* TASK BRIEF: Copy each line that contains the string "согласно".
═════ RECORDS PROVIDED ═════
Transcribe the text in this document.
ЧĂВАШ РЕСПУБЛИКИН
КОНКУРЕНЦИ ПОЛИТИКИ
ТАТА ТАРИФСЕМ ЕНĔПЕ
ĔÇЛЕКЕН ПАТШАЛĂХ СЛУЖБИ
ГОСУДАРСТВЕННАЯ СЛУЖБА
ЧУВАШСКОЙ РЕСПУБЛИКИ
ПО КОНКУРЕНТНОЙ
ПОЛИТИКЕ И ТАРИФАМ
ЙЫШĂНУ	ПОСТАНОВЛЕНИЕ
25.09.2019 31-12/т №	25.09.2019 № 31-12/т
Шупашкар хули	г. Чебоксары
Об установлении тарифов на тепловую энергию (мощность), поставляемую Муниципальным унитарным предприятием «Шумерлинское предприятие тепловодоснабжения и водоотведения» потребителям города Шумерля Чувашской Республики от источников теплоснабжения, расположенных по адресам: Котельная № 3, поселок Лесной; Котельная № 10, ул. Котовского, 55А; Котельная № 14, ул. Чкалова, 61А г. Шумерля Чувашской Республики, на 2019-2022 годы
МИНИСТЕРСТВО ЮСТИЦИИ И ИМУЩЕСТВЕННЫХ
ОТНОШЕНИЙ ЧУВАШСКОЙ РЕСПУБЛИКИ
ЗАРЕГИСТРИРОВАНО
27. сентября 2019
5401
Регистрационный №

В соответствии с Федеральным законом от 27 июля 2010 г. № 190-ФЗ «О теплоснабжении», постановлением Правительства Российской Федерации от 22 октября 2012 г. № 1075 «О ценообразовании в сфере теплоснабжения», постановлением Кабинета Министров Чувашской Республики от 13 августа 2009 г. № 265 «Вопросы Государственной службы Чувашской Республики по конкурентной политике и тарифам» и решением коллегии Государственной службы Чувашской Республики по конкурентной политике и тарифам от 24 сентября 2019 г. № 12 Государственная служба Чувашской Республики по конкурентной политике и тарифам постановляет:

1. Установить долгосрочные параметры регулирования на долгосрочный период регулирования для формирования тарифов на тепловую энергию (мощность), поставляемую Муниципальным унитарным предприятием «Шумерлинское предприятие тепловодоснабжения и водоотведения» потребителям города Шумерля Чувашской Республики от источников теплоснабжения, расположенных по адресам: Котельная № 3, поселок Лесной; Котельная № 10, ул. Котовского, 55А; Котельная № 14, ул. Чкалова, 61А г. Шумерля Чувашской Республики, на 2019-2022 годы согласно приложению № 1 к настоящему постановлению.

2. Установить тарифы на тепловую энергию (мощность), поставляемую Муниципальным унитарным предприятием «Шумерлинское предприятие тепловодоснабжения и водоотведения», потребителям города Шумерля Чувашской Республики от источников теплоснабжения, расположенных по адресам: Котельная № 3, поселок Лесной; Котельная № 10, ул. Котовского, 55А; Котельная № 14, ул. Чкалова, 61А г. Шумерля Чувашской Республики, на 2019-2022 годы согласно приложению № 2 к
═════
* THE ANSWER:
1. Установить долгосрочные параметры регулирования на долгосрочный период регулирования для формирования тарифов на тепловую энергию (мощность), поставляемую Муниципальным унитарным предприятием «Шумерлинское предприятие тепловодоснабжения и водоотведения» потребителям города Шумерля Чувашской Республики от источников теплоснабжения, расположенных по адресам: Котельная № 3, поселок Лесной; Котельная № 10, ул. Котовского, 55А; Котельная № 14, ул. Чкалова, 61А г. Шумерля Чувашской Республики, на 2019-2022 годы согласно приложению № 1 к настоящему постановлению.
2. Установить тарифы на тепловую энергию (мощность), поставляемую Муниципальным унитарным предприятием «Шумерлинское предприятие тепловодоснабжения и водоотведения», потребителям города Шумерля Чувашской Республики от источников теплоснабжения, расположенных по адресам: Котельная № 3, поселок Лесной; Котельная № 10, ул. Котовского, 55А; Котельная № 14, ул. Чкалова, 61А г. Шумерля Чувашской Республики, на 2019-2022 годы согласно приложению № 2 к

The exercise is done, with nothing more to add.